Start of DATASET ROWS

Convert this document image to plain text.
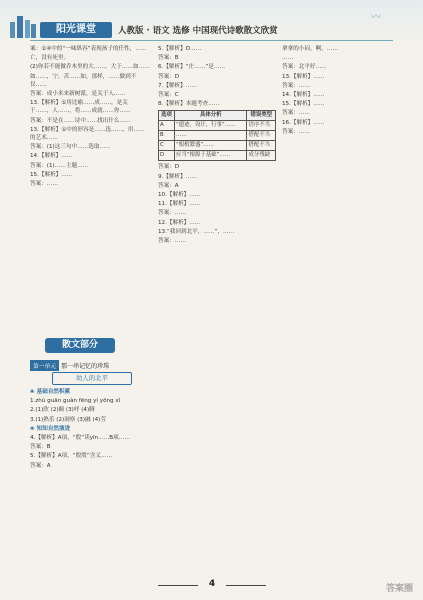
阳光课堂	人教版 · 语文 选修 中国现代诗歌散文欣赏
〰

案：①④中的“一味纵容”表现孩子的任性，……

亡，没有死里。

(2)你若不能做乔木里的大……，大于……如……

如……，宁，苦……如，那样，……做到不仅……

答案：成小米来新树派，是关于人……

13.【解析】①用比喻……成……，是关于……，人……，将……成就……你……

答案：不是在……诗中……找出什么……

13.【解析】①中的形容是……选……，用……的艺术……

答案：(1)这三句中……选取……

14.【解析】……

答案：(1)……主题……

15.【解析】……

答案：……

散文部分
第一单元 那一串记忆的珍珠
幼人的北平

❀ 基础自然积累

1.zhù guān guàn fēng yí yōng xǐ

2.(1)欣 (2)颐 (3)呼 (4)腾

3.(1)熟乐 (2)洞察 (3)融 (4)劳

❀ 知知自然演进

4.【解析】A项，“殷”读yīn……B项……

答案：B

5.【解析】A项，“殷殷”含义……

答案：A

5.【解析】D……

答案：B

6.【解析】“庄……”是……

答案：D

7.【解析】……

答案：C

8.【解析】本题考查……

选项	具体分析	错误类型
A	“遗迹，设计，行事”……	语序不当
B	……	搭配不当
C	“根植繁盛”……	搭配不当
D	应当“根源于基础”……	成分残缺

答案：D

9.【解析】……

答案：A

10.【解析】……

11.【解析】……

答案：……

12.【解析】……

13.“我回到北平，……”，……

答案：……

拿拿的小闷，啊，……

……

答案：北平好……

13.【解析】……

答案：……

14.【解析】……

15.【解析】……

答案：……

16.【解析】……

答案：……

4	答案圈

End of DATASET ROWS

WHAT TO DO:
Write out the entries above word for word. Do not include the pictures.

OUTPUT FOR THIS EXERCISE:
Convert this document image to plain text.
阳光课堂	人教版 · 语文 选修 中国现代诗歌散文欣赏
〰

案：①④中的“一味纵容”表现孩子的任性，……

亡，没有死里。

(2)你若不能做乔木里的大……，大于……如……

如……，宁，苦……如，那样，……做到不仅……

答案：成小米来新树派，是关于人……

13.【解析】①用比喻……成……，是关于……，人……，将……成就……你……

答案：不是在……诗中……找出什么……

13.【解析】①中的形容是……选……，用……的艺术……

答案：(1)这三句中……选取……

14.【解析】……

答案：(1)……主题……

15.【解析】……

答案：……

散文部分
第一单元 那一串记忆的珍珠
幼人的北平

❀ 基础自然积累

1.zhù guān guàn fēng yí yōng xǐ

2.(1)欣 (2)颐 (3)呼 (4)腾

3.(1)熟乐 (2)洞察 (3)融 (4)劳

❀ 知知自然演进

4.【解析】A项，“殷”读yīn……B项……

答案：B

5.【解析】A项，“殷殷”含义……

答案：A

5.【解析】D……

答案：B

6.【解析】“庄……”是……

答案：D

7.【解析】……

答案：C

8.【解析】本题考查……

选项	具体分析	错误类型
A	“遗迹，设计，行事”……	语序不当
B	……	搭配不当
C	“根植繁盛”……	搭配不当
D	应当“根源于基础”……	成分残缺

答案：D

9.【解析】……

答案：A

10.【解析】……

11.【解析】……

答案：……

12.【解析】……

13.“我回到北平，……”，……

答案：……

拿拿的小闷，啊，……

……

答案：北平好……

13.【解析】……

答案：……

14.【解析】……

15.【解析】……

答案：……

16.【解析】……

答案：……

4	答案圈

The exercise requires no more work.